GIVEN REQUEST:
Select the lines below containing the word "SBEE".

============

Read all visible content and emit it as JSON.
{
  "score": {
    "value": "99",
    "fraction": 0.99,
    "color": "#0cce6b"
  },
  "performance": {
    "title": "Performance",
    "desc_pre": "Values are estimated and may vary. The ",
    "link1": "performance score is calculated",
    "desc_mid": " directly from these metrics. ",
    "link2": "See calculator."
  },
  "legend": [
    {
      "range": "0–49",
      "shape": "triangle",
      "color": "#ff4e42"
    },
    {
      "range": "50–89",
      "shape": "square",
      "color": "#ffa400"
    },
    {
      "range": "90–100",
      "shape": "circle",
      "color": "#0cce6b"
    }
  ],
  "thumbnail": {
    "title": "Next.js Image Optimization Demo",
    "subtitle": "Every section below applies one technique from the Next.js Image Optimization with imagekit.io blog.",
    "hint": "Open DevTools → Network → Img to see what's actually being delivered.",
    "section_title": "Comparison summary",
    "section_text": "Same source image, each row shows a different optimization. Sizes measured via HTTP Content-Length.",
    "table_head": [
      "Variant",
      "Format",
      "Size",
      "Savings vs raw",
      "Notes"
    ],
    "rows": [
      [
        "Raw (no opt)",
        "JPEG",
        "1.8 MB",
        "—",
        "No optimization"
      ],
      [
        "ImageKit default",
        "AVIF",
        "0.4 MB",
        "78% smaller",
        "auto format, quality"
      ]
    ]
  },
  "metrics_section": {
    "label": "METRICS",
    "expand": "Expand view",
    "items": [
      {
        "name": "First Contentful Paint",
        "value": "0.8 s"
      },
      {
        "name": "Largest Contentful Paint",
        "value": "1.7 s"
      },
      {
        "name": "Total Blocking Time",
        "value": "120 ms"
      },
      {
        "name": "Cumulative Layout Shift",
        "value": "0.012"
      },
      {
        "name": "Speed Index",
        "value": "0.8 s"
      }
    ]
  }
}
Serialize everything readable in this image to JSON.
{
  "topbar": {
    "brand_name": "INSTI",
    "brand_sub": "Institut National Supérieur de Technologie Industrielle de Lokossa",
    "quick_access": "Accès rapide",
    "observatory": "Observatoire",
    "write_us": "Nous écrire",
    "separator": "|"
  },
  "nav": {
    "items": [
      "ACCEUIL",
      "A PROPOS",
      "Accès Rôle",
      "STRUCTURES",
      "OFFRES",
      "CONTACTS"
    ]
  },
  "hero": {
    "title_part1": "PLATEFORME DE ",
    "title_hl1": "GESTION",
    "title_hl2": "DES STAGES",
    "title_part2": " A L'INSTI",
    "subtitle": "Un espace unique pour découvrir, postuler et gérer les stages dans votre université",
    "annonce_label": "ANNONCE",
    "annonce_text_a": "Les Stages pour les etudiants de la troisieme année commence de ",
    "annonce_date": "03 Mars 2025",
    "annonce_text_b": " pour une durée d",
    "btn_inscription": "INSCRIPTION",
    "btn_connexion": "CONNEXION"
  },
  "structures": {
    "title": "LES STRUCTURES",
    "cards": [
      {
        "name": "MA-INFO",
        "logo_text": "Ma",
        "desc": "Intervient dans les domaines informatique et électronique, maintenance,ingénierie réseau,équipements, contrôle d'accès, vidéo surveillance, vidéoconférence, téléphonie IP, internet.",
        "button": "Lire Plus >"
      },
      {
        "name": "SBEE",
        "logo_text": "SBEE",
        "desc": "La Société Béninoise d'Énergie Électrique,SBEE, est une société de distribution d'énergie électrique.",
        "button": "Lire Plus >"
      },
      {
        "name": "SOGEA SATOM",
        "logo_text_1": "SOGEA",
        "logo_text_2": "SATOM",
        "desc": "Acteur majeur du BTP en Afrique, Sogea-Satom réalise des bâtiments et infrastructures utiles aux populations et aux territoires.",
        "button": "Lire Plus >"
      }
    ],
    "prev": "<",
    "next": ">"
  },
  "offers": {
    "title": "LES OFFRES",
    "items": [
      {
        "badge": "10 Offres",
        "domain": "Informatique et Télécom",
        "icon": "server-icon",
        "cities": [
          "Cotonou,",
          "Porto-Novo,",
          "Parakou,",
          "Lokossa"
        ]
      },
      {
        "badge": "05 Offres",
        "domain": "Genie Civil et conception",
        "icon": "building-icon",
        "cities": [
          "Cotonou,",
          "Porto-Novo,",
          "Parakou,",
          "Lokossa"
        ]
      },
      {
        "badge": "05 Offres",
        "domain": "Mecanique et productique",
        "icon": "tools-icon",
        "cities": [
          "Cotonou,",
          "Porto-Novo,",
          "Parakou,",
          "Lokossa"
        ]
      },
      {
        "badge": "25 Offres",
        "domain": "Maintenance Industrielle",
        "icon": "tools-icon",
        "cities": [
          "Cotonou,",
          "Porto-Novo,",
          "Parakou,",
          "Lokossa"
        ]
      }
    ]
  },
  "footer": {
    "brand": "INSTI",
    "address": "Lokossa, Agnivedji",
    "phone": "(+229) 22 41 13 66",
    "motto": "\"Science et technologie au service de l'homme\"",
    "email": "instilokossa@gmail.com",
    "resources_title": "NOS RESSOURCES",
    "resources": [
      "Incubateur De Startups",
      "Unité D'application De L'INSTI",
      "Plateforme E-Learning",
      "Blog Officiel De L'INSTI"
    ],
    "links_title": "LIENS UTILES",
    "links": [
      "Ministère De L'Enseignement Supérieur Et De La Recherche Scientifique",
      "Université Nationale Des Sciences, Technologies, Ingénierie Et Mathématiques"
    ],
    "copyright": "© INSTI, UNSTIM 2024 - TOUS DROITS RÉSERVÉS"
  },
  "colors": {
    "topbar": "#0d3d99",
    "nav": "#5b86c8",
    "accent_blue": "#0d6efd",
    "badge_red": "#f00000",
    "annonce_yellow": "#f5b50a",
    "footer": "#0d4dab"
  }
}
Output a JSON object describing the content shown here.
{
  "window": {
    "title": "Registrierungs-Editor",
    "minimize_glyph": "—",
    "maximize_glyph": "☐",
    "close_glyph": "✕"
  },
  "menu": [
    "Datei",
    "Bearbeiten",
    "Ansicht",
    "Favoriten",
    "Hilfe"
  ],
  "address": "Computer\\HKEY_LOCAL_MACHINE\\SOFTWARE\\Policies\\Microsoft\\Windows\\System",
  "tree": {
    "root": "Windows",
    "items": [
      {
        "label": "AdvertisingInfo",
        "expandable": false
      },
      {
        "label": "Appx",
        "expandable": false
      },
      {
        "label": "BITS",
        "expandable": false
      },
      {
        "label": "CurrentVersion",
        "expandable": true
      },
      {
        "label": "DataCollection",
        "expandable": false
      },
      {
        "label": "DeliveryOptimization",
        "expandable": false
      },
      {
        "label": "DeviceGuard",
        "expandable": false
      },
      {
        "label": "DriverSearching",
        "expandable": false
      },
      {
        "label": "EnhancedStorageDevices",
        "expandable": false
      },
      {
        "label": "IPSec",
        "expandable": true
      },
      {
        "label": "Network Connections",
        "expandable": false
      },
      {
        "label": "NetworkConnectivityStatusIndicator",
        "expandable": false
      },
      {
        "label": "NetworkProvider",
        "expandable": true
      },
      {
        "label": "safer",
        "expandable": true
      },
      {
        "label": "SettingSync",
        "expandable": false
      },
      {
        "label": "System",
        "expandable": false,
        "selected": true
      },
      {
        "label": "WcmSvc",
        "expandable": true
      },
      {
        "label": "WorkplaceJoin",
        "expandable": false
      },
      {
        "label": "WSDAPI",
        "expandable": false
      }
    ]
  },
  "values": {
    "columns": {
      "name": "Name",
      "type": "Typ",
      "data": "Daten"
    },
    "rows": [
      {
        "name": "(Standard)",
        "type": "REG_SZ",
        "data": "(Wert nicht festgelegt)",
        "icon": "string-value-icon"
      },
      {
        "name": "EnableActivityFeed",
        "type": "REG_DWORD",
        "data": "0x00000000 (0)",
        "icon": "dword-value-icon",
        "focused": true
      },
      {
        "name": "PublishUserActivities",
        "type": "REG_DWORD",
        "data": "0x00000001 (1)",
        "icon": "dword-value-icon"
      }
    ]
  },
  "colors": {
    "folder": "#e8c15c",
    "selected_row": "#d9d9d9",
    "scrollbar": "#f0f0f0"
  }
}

============

ANSWER:
        "name": "SBEE",
        "logo_text": "SBEE",
        "desc": "La Société Béninoise d'Énergie Électrique,SBEE, est une société de distribution d'énergie électrique.",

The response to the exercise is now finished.